Reply with one number only, the count of lines holding the string "Snoezelhoek".

▶

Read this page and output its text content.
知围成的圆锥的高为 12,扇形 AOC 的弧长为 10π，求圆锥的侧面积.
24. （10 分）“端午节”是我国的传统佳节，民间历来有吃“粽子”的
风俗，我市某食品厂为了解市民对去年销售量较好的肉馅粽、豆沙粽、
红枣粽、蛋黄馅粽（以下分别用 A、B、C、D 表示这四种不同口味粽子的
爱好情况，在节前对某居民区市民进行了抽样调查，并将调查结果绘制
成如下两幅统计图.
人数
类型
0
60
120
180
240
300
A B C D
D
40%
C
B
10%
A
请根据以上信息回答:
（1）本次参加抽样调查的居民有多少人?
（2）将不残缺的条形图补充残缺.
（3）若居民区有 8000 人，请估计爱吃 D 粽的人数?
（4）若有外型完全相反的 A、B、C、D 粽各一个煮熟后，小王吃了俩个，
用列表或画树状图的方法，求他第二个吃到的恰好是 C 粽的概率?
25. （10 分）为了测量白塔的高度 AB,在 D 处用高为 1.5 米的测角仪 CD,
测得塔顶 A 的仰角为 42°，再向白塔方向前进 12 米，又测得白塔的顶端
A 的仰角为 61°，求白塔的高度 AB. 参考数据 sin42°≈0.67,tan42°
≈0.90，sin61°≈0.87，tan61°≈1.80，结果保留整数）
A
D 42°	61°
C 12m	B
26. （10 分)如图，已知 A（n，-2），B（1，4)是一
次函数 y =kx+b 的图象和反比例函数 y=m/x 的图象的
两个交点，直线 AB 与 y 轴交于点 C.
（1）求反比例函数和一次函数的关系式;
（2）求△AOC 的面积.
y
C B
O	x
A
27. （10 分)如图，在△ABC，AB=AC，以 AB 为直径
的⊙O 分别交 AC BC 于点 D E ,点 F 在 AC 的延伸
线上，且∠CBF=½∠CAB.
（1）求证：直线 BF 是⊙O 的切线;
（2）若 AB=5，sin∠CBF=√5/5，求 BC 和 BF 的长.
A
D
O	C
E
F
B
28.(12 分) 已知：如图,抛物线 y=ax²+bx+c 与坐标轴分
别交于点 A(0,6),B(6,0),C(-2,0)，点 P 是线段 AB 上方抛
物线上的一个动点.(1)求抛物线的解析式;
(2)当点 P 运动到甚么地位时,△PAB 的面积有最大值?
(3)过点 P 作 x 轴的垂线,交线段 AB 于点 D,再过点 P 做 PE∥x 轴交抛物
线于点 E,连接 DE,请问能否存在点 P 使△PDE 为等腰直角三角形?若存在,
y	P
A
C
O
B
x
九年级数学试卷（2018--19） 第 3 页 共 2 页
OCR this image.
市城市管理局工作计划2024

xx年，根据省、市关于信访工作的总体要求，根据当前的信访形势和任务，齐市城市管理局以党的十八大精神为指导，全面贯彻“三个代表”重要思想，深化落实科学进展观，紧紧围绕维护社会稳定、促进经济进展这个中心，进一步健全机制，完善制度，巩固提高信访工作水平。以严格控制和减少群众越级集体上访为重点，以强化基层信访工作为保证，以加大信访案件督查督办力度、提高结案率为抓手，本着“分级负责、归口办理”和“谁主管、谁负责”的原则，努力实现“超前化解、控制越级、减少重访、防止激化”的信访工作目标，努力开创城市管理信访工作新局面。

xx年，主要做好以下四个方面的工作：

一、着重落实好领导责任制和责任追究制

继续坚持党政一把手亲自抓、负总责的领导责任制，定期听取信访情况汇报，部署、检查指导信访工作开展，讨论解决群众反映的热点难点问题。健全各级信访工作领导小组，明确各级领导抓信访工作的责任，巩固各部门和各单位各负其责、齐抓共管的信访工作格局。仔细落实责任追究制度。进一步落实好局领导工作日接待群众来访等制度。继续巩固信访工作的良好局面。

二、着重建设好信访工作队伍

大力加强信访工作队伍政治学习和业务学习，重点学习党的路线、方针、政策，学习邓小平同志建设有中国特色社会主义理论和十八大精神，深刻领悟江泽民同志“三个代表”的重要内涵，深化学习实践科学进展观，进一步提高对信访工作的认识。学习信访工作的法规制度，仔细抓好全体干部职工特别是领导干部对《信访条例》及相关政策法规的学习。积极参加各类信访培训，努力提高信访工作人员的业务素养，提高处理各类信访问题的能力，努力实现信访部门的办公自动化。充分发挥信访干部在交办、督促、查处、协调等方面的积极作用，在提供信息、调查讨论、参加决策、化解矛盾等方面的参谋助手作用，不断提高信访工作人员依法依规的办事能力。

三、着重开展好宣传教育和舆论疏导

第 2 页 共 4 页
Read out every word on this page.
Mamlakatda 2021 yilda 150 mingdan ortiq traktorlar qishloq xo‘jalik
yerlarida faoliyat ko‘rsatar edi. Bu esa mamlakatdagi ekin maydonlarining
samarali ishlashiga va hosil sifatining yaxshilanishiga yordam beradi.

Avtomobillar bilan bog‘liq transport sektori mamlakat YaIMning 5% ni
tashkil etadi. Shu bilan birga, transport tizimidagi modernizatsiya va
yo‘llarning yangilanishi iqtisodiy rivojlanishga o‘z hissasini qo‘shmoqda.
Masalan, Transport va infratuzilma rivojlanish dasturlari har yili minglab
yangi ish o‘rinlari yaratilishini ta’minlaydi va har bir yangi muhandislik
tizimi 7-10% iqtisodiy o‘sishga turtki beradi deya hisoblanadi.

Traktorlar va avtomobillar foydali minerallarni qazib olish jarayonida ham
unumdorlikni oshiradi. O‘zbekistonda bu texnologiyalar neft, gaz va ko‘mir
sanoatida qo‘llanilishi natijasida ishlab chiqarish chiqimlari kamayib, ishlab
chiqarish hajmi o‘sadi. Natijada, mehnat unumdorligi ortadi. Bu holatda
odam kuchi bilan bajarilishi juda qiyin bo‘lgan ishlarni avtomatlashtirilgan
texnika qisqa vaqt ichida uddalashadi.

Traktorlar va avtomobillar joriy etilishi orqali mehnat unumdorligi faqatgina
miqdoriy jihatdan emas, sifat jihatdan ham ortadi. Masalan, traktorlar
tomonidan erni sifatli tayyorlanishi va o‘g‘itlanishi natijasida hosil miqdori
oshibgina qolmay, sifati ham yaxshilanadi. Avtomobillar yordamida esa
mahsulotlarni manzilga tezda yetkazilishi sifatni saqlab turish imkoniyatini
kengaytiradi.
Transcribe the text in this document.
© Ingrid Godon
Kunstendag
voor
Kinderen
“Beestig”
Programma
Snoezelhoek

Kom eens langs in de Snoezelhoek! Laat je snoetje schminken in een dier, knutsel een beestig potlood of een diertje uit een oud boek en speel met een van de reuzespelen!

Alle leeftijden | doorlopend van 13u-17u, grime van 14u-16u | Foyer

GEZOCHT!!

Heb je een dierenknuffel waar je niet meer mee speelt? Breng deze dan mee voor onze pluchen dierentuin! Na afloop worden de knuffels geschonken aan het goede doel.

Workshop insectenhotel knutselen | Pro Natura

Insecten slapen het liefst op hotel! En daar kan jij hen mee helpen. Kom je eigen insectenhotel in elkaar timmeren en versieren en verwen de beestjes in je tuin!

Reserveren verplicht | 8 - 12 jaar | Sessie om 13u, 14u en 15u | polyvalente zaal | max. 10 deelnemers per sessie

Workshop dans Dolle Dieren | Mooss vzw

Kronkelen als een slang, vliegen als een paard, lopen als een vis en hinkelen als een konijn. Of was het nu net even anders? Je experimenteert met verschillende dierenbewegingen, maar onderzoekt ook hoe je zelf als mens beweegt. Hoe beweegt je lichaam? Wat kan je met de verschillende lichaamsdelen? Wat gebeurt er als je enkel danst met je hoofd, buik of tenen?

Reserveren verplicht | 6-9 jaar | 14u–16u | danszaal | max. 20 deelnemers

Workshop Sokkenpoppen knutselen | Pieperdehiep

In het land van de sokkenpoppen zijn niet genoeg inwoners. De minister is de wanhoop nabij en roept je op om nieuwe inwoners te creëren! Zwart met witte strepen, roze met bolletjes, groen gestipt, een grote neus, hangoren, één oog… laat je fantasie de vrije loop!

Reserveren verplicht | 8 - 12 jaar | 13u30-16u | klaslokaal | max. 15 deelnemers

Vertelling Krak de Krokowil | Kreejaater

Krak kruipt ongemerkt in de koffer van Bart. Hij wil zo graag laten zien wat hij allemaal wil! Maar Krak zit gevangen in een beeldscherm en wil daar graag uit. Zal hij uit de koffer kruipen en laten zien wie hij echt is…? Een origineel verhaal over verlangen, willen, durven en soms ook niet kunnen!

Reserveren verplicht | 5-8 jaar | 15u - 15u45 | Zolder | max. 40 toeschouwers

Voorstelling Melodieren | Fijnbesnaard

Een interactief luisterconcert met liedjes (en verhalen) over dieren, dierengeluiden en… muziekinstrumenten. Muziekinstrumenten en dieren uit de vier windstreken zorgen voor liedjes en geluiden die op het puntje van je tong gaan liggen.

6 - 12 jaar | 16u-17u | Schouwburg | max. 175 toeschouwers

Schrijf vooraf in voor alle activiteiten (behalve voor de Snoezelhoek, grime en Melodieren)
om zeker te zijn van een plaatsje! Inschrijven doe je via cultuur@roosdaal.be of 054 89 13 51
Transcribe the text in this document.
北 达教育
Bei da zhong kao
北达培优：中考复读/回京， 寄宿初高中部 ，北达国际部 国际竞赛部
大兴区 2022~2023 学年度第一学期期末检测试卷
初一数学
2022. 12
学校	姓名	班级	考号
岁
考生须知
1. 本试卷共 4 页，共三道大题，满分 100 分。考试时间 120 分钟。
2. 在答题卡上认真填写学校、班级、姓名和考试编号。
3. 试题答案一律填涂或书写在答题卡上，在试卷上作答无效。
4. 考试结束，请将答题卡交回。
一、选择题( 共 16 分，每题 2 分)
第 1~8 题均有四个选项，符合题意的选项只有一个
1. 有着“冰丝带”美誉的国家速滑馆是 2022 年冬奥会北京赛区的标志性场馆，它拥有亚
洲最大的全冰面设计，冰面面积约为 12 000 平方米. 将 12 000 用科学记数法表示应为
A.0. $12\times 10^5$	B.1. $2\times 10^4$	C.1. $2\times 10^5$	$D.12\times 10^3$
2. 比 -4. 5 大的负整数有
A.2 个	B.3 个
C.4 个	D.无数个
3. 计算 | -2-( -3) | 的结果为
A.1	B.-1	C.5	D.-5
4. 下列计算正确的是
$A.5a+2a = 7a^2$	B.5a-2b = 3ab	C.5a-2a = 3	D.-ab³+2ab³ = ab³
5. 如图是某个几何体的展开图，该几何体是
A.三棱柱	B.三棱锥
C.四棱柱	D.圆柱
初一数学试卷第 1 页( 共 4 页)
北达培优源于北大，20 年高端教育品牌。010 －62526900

◀

# Solution below:
3